From the data that follows, report how many lines hold the string "desde", giving only the number.

>> Start Input

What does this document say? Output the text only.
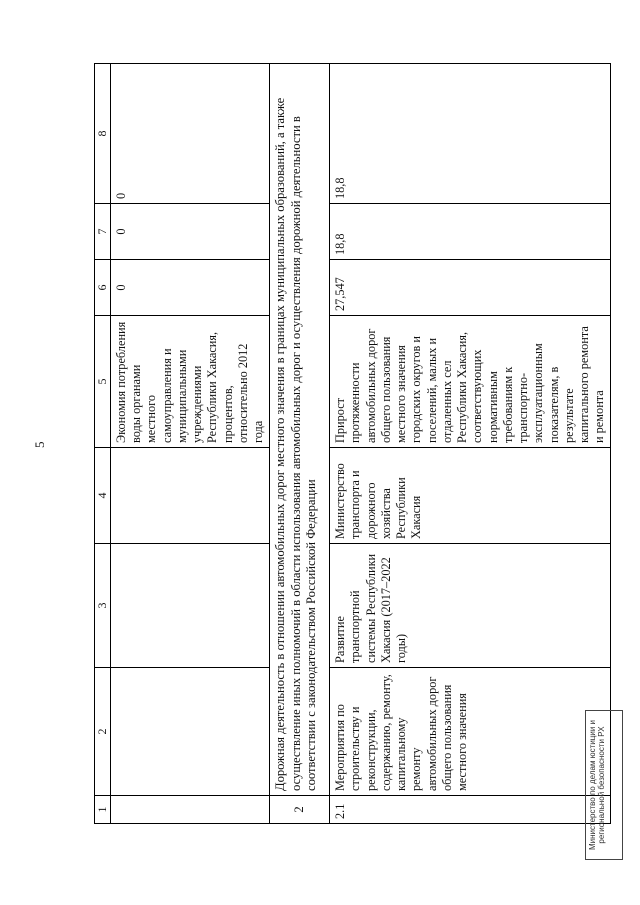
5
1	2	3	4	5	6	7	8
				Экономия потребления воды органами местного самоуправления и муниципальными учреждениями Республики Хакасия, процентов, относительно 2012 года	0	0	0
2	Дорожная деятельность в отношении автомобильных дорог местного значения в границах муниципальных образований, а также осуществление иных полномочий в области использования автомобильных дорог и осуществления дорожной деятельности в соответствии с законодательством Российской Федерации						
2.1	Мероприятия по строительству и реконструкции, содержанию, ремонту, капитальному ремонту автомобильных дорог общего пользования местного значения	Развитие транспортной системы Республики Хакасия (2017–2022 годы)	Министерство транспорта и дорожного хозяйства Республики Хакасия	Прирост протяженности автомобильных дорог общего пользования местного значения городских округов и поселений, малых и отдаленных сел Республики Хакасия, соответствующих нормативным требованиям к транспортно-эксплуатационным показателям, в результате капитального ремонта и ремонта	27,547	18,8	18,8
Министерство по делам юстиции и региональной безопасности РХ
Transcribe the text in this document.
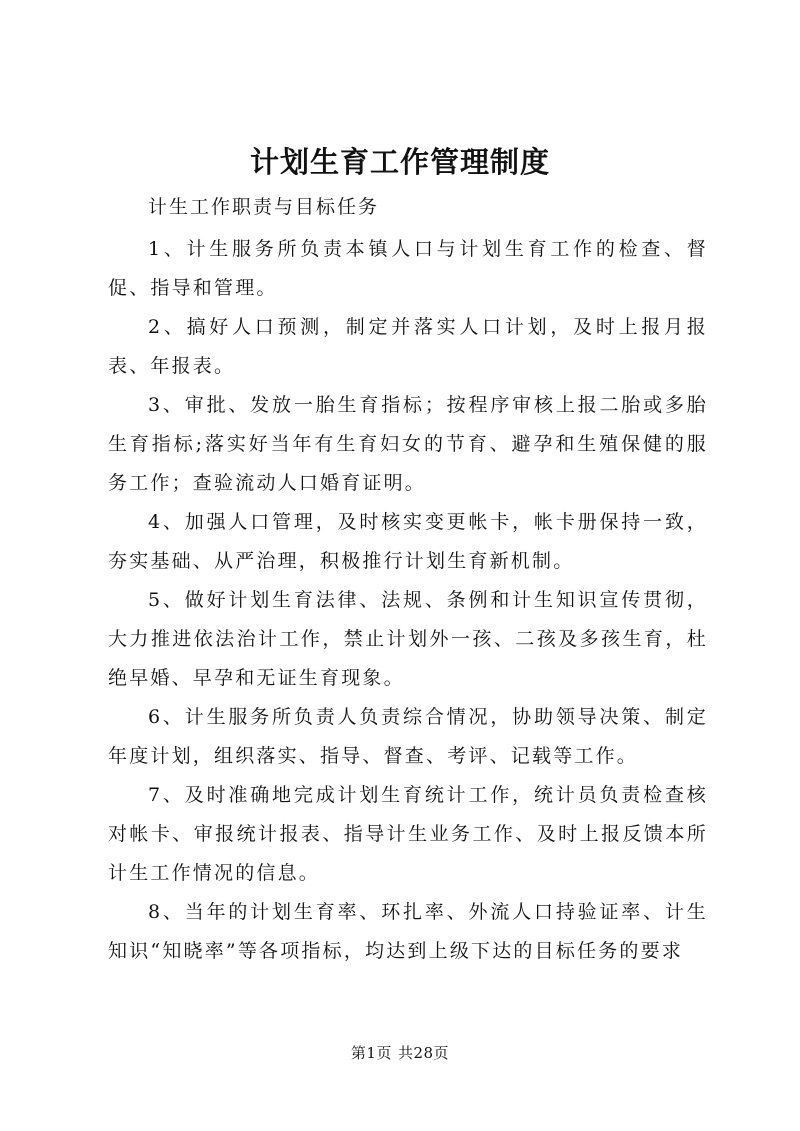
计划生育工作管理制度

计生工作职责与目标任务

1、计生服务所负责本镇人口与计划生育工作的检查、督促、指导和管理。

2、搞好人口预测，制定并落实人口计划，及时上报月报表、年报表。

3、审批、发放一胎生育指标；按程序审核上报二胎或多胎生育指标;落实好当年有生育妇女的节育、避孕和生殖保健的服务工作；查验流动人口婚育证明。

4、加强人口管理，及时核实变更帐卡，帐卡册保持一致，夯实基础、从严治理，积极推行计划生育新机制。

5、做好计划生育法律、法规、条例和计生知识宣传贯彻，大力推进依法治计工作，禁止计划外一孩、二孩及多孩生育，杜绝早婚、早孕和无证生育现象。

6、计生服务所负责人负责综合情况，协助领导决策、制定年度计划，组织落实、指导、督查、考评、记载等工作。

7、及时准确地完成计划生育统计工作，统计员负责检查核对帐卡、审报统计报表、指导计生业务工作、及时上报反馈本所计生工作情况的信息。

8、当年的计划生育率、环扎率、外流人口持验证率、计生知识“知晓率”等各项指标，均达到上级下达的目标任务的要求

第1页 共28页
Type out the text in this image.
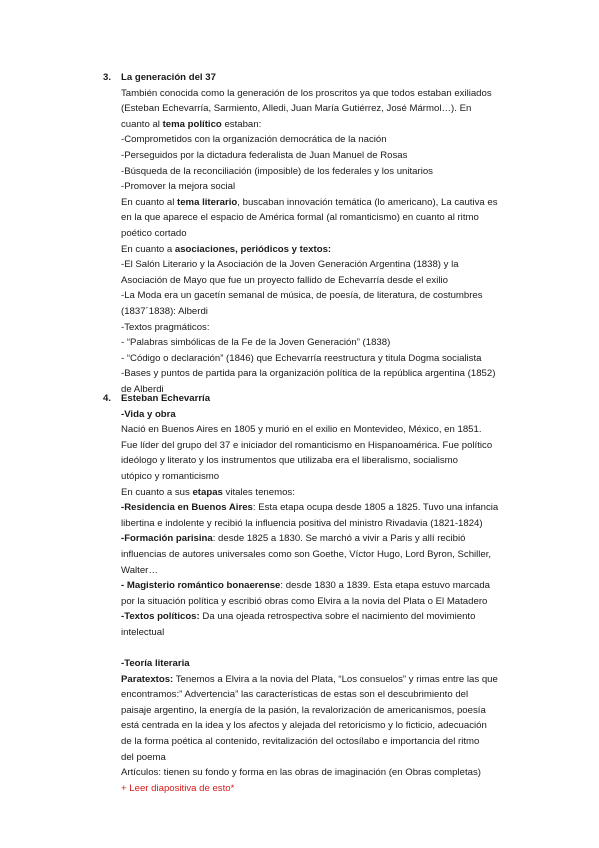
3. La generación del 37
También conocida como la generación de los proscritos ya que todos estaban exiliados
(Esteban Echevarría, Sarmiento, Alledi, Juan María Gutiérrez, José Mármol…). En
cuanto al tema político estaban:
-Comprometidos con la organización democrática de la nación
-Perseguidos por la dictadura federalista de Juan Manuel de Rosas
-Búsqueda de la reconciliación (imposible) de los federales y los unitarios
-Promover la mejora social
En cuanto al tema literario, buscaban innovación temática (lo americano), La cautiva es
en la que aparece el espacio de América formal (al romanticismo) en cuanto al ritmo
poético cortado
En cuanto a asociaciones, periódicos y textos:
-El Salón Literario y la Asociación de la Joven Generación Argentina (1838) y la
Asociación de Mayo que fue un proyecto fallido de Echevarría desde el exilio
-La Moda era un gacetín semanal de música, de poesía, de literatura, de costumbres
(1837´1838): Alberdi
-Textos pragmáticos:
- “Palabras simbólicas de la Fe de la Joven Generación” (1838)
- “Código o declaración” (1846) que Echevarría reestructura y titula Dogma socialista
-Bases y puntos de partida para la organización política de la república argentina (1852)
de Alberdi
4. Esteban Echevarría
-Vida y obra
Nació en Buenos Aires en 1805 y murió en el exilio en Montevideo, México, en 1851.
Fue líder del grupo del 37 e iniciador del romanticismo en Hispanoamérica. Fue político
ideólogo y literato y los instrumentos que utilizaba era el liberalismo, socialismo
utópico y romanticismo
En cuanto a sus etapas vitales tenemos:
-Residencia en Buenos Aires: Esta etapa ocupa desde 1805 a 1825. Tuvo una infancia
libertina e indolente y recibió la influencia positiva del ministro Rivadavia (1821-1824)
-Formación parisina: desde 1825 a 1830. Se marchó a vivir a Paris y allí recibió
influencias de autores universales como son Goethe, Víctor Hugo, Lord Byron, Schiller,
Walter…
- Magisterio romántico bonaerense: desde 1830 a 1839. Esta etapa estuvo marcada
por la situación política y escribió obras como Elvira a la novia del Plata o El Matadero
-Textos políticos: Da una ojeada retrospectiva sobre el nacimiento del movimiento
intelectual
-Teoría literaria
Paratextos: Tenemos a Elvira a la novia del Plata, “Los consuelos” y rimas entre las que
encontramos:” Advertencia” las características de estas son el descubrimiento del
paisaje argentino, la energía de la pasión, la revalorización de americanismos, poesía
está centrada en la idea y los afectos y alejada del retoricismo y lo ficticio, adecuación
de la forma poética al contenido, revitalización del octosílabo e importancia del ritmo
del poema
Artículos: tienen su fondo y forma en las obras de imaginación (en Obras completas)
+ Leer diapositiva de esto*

>> End Input

Right answer: 4